====== Material provided
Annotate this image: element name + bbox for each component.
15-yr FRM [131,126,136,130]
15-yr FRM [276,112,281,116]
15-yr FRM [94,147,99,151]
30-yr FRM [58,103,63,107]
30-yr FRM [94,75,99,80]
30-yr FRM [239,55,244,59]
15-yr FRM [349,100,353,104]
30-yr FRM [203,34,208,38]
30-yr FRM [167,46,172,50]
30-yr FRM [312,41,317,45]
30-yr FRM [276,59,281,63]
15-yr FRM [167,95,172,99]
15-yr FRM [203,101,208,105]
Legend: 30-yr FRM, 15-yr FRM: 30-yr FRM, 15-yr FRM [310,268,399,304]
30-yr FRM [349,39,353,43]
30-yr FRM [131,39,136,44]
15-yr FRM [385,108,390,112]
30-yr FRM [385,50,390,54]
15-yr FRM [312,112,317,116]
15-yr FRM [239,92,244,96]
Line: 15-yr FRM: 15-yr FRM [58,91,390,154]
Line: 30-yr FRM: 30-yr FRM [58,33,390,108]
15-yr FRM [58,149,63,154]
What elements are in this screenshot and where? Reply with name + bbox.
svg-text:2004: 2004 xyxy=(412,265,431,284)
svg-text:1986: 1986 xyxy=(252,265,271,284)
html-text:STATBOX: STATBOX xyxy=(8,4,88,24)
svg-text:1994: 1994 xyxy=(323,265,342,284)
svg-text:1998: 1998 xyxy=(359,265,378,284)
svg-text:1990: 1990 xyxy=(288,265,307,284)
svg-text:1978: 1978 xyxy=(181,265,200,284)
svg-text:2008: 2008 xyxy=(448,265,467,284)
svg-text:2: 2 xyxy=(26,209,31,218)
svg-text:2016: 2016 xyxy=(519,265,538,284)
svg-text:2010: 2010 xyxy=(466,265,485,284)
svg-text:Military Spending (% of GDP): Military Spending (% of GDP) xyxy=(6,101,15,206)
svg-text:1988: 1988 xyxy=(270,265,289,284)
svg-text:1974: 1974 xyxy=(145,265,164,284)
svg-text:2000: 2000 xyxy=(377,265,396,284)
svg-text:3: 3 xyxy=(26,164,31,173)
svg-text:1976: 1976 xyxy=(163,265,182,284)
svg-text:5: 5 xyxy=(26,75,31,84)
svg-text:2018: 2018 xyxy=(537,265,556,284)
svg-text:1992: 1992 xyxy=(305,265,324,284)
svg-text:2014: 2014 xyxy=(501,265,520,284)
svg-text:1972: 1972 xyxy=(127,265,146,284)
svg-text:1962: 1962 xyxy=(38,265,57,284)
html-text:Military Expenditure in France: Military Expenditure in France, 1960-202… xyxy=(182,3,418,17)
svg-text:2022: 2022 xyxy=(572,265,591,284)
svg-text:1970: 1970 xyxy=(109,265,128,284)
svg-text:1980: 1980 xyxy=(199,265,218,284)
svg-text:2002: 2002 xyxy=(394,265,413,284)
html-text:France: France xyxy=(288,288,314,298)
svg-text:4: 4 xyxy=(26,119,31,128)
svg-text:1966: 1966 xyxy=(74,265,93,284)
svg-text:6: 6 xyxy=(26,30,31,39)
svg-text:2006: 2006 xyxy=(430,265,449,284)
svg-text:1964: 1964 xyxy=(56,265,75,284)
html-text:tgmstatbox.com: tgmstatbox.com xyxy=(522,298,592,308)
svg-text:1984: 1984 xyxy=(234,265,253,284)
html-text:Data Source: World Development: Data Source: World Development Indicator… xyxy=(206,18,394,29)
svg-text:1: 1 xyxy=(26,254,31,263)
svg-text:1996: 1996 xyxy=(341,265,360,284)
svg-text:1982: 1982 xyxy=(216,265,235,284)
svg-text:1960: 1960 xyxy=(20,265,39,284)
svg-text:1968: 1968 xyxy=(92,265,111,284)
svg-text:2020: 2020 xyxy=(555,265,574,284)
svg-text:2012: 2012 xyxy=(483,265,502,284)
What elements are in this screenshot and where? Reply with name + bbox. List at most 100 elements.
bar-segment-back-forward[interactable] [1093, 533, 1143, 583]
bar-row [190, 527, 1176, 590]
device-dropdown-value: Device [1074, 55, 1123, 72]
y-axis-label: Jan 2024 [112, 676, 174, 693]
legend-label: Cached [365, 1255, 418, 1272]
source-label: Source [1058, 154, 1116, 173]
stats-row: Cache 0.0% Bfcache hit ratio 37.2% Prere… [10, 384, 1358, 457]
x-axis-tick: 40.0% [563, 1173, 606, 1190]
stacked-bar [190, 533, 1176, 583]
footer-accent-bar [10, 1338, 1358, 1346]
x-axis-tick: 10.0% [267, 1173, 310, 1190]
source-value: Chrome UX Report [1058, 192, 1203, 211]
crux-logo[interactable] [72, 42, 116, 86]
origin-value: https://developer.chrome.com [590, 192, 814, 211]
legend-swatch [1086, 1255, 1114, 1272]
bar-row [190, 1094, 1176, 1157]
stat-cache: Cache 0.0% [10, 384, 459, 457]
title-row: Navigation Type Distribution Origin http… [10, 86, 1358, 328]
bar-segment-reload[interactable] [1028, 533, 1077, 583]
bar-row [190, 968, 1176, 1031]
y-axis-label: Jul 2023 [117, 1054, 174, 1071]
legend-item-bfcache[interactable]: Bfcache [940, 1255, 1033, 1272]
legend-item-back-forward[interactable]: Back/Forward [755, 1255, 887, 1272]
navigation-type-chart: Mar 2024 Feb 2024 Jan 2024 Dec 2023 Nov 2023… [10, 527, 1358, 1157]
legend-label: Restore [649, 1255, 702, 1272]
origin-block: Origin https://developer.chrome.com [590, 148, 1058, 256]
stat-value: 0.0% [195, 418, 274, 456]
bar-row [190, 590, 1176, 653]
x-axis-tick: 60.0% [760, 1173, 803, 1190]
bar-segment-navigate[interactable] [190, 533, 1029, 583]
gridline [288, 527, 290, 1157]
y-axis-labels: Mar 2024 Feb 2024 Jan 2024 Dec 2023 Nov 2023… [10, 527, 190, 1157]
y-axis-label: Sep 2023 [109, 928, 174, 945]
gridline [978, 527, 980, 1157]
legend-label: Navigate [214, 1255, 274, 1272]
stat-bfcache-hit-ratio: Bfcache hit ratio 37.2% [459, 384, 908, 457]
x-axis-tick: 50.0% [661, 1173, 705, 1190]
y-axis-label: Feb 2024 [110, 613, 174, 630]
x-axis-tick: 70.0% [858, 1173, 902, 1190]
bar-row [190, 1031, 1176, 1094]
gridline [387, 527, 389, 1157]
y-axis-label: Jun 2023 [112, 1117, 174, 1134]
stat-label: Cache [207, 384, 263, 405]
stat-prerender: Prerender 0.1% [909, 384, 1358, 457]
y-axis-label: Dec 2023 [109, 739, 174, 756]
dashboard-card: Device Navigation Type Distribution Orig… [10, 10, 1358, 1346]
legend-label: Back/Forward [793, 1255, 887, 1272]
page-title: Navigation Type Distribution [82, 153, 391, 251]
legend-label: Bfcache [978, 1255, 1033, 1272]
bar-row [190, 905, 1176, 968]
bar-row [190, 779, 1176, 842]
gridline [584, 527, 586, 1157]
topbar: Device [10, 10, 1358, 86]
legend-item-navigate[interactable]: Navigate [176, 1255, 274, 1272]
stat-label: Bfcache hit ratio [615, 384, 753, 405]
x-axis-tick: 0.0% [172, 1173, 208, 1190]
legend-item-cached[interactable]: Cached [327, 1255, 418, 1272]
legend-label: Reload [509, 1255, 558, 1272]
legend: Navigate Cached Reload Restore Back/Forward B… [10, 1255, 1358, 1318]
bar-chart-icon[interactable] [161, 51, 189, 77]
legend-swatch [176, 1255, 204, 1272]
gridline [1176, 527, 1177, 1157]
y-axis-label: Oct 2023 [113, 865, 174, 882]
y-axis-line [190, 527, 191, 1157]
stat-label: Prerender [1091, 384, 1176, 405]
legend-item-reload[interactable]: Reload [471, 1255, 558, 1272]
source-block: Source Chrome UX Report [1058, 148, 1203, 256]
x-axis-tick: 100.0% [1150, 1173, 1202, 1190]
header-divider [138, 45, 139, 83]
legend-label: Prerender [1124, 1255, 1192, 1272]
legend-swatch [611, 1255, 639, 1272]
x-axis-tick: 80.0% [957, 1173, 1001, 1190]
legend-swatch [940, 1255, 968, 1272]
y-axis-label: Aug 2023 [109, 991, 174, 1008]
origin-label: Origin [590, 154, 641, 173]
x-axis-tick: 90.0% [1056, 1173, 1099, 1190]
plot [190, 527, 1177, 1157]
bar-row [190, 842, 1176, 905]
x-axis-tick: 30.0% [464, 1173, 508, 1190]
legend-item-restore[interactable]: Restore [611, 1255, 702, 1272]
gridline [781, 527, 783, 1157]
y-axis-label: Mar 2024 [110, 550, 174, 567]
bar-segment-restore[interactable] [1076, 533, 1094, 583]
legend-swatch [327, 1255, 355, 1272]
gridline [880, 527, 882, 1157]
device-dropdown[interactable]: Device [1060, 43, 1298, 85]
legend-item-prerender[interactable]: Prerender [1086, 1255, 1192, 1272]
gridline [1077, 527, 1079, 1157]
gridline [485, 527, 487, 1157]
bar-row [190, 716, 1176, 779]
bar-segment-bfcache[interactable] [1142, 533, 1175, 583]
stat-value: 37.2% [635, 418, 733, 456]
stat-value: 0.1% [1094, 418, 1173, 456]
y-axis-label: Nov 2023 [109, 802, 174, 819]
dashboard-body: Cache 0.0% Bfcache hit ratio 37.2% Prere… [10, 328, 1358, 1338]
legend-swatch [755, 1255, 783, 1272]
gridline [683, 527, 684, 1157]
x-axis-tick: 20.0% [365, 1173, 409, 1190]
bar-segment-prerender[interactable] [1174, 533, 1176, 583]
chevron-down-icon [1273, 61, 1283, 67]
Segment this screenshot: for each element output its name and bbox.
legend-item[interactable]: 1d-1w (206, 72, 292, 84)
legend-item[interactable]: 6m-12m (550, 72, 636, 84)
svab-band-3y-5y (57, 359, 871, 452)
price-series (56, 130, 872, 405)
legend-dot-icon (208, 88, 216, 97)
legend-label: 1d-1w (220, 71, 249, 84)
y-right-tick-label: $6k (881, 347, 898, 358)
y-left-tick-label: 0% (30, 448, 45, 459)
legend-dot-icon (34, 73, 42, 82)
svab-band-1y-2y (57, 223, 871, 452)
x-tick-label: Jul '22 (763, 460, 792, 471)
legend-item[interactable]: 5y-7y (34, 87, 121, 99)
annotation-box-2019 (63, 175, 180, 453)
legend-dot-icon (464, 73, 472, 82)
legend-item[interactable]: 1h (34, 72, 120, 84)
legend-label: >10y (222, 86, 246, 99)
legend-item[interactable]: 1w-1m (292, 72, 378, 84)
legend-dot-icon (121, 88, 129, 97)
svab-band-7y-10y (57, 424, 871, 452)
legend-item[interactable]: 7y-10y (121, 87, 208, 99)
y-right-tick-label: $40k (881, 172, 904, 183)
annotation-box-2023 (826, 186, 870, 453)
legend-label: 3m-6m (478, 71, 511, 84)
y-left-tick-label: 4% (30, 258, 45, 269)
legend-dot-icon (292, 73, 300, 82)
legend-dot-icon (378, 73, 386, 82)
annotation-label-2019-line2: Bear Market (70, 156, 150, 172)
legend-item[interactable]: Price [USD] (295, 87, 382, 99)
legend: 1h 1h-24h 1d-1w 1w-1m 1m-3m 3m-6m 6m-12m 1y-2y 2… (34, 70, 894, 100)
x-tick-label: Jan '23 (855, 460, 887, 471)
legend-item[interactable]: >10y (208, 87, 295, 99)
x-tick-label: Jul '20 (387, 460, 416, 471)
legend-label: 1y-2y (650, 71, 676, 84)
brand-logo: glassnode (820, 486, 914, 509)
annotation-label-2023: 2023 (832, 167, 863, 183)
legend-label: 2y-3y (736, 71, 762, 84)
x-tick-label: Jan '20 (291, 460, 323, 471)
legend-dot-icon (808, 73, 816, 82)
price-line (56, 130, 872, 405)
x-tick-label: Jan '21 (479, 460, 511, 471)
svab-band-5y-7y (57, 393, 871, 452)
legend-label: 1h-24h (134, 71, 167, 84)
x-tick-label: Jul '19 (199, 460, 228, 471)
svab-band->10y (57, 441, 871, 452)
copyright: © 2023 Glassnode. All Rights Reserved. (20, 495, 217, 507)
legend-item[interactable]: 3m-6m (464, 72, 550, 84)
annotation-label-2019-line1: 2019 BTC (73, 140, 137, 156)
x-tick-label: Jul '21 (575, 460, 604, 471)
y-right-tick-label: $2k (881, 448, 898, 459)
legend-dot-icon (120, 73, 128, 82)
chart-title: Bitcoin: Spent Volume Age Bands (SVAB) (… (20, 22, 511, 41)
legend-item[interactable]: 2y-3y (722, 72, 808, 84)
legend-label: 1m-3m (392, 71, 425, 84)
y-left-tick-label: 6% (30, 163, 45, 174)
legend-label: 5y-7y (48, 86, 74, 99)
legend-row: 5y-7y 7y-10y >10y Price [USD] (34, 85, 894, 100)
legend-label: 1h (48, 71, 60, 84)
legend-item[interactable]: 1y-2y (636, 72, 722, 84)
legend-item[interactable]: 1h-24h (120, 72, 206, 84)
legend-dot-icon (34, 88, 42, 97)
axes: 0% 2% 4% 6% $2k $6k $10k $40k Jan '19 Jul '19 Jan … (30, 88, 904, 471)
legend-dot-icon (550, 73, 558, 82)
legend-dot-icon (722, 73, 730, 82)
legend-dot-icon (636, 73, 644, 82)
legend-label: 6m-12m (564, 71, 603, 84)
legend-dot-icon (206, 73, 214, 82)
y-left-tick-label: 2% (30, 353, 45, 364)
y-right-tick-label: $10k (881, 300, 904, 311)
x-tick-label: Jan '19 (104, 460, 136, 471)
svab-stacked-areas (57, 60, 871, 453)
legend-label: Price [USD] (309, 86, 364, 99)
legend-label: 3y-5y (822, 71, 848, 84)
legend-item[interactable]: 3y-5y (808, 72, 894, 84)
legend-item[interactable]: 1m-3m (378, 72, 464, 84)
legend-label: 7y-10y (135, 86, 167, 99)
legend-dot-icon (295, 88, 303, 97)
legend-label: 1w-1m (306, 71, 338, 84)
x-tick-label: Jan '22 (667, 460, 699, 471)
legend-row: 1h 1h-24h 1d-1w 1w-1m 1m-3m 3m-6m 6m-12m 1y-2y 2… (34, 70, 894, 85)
============
■ Given problem
Output the records exactly as they appear, starting with the first line and going on through the line that contains "svg-text:1976: 1976 xyxy=(163,265,182,284)".

■ Answer for this exercise
Annotate this image: element name + bbox for each component.
15-yr FRM [131,126,136,130]
15-yr FRM [276,112,281,116]
15-yr FRM [94,147,99,151]
30-yr FRM [58,103,63,107]
30-yr FRM [94,75,99,80]
30-yr FRM [239,55,244,59]
15-yr FRM [349,100,353,104]
30-yr FRM [203,34,208,38]
30-yr FRM [167,46,172,50]
30-yr FRM [312,41,317,45]
30-yr FRM [276,59,281,63]
15-yr FRM [167,95,172,99]
15-yr FRM [203,101,208,105]
Legend: 30-yr FRM, 15-yr FRM: 30-yr FRM, 15-yr FRM [310,268,399,304]
30-yr FRM [349,39,353,43]
30-yr FRM [131,39,136,44]
15-yr FRM [385,108,390,112]
30-yr FRM [385,50,390,54]
15-yr FRM [312,112,317,116]
15-yr FRM [239,92,244,96]
Line: 15-yr FRM: 15-yr FRM [58,91,390,154]
Line: 30-yr FRM: 30-yr FRM [58,33,390,108]
15-yr FRM [58,149,63,154]
What elements are in this screenshot and where? Reply with name + bbox.
svg-text:2004: 2004 xyxy=(412,265,431,284)
svg-text:1986: 1986 xyxy=(252,265,271,284)
html-text:STATBOX: STATBOX xyxy=(8,4,88,24)
svg-text:1994: 1994 xyxy=(323,265,342,284)
svg-text:1998: 1998 xyxy=(359,265,378,284)
svg-text:1990: 1990 xyxy=(288,265,307,284)
svg-text:1978: 1978 xyxy=(181,265,200,284)
svg-text:2008: 2008 xyxy=(448,265,467,284)
svg-text:2: 2 xyxy=(26,209,31,218)
svg-text:2016: 2016 xyxy=(519,265,538,284)
svg-text:2010: 2010 xyxy=(466,265,485,284)
svg-text:Military Spending (% of GDP): Military Spending (% of GDP) xyxy=(6,101,15,206)
svg-text:1988: 1988 xyxy=(270,265,289,284)
svg-text:1974: 1974 xyxy=(145,265,164,284)
svg-text:2000: 2000 xyxy=(377,265,396,284)
svg-text:3: 3 xyxy=(26,164,31,173)
svg-text:1976: 1976 xyxy=(163,265,182,284)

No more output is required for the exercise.